• **Data entries**:

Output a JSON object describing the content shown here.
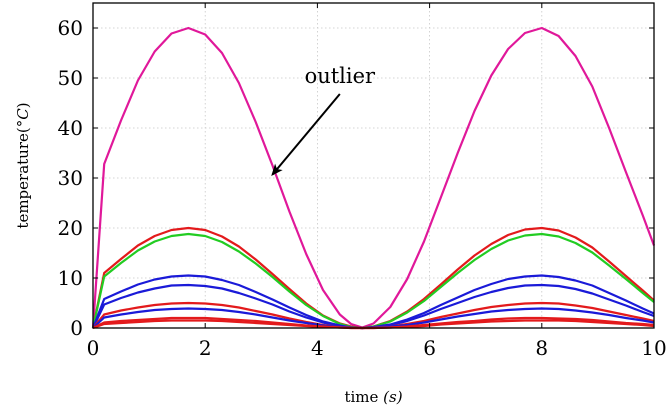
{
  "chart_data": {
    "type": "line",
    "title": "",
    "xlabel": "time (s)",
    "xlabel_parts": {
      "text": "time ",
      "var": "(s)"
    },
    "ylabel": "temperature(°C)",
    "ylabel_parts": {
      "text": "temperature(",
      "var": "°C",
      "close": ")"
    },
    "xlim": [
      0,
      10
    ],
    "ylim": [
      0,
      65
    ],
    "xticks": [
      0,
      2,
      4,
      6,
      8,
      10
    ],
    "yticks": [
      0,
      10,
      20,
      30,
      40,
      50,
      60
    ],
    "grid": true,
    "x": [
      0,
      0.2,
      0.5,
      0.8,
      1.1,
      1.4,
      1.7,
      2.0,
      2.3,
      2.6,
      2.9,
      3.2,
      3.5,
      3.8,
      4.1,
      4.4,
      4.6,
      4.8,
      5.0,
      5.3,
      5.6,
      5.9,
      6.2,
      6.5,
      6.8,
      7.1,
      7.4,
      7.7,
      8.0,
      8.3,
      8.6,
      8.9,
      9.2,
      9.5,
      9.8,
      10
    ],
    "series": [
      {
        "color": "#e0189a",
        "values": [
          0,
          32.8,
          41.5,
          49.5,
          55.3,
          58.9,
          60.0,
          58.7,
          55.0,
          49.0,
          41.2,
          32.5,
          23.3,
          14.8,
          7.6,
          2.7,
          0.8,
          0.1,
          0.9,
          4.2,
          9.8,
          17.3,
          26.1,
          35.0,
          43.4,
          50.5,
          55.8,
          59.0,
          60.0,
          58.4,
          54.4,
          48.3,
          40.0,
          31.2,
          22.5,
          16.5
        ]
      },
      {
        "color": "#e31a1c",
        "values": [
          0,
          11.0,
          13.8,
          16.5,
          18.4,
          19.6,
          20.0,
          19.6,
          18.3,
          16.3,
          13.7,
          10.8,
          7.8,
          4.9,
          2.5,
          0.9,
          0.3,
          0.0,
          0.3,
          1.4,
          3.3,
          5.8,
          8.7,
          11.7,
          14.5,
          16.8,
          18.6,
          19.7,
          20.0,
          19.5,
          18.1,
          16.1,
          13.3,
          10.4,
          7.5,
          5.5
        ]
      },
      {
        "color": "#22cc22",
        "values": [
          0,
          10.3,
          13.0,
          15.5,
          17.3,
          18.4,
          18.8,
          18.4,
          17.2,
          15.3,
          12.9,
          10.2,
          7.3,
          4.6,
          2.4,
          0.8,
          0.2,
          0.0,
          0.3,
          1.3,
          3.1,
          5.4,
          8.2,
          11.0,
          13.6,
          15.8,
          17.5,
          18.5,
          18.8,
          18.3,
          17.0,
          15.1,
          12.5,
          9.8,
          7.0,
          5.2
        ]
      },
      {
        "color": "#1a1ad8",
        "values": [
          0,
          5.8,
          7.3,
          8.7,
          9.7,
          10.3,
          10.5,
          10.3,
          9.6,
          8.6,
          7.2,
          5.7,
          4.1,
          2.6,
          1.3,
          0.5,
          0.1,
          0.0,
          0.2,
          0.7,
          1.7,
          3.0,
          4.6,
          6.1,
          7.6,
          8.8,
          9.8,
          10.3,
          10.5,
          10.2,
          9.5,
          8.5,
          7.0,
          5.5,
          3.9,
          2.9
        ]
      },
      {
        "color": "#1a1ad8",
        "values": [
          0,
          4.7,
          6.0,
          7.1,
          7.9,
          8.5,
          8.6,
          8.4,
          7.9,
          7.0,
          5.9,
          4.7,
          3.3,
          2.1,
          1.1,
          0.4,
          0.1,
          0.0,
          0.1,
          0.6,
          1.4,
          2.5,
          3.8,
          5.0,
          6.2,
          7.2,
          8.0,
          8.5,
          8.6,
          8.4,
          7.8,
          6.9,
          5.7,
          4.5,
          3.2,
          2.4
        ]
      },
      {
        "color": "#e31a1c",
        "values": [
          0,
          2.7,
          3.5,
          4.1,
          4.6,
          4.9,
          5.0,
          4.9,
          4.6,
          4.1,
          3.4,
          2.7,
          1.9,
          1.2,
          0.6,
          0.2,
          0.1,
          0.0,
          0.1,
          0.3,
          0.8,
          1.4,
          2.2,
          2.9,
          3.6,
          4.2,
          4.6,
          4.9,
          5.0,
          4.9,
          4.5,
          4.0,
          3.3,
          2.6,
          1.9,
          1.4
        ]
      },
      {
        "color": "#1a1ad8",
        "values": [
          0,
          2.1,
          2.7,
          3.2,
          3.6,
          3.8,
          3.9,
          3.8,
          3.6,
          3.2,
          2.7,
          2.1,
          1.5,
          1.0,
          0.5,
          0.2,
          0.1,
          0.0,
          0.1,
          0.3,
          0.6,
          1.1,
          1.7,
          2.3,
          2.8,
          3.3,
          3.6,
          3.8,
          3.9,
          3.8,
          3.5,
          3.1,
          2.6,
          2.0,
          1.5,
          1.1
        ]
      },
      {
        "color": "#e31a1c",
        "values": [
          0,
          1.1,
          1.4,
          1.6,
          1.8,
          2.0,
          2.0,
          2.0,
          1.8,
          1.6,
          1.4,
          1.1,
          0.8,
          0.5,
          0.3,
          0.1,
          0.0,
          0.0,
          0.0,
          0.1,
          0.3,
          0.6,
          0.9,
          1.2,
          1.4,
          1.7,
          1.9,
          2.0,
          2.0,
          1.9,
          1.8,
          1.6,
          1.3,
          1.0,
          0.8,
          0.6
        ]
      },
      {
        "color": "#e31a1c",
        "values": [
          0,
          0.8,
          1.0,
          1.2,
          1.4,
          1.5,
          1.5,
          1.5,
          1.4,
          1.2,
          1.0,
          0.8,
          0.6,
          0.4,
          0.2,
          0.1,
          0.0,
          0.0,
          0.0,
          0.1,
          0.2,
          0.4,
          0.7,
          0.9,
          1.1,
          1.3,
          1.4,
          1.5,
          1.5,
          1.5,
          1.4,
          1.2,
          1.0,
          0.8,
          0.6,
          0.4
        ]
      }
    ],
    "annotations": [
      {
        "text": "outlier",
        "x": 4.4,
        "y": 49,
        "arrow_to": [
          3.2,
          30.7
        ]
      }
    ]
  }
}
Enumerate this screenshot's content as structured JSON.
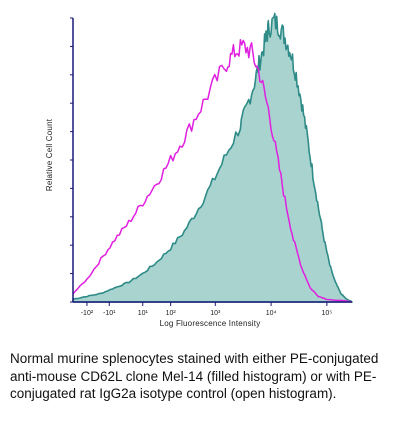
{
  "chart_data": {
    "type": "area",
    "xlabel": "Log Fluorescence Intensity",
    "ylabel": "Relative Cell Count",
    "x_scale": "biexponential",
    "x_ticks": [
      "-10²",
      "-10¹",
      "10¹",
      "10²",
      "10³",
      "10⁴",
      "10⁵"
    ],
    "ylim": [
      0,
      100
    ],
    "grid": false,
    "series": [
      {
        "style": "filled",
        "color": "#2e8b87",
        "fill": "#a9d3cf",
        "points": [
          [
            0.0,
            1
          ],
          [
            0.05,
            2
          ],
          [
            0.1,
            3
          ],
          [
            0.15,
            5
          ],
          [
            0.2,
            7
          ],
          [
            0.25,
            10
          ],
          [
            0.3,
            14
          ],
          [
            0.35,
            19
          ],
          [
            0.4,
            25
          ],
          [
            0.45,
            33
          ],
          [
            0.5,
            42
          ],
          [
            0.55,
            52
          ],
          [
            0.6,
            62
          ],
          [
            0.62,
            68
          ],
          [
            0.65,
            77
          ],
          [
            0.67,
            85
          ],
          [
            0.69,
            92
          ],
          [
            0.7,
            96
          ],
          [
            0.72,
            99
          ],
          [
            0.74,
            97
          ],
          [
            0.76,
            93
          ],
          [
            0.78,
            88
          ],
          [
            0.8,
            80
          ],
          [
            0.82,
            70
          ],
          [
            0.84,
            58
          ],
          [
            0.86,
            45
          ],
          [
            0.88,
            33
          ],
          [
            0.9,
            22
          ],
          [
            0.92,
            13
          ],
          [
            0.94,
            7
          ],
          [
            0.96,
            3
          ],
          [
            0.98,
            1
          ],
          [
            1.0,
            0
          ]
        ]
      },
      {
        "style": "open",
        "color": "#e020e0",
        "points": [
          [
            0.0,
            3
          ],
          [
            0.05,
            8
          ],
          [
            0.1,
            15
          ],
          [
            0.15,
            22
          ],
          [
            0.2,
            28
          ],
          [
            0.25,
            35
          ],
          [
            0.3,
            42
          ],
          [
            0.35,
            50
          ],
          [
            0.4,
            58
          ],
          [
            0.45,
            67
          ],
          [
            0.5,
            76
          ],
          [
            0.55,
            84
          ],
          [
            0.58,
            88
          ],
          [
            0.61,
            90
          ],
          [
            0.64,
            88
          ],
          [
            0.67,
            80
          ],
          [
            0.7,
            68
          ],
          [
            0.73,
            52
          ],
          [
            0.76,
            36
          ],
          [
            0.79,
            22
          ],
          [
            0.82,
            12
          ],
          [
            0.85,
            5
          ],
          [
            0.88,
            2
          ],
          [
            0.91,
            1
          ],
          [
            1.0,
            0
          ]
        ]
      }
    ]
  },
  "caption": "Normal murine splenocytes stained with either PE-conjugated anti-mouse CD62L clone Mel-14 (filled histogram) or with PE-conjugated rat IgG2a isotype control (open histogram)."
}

• **Given exercise**:
Copy every line of the listing containing the string "JSON".

• **Exercise result**:
Output a JSON object describing the content shown here.
Enumerate this screenshot's content as structured JSON.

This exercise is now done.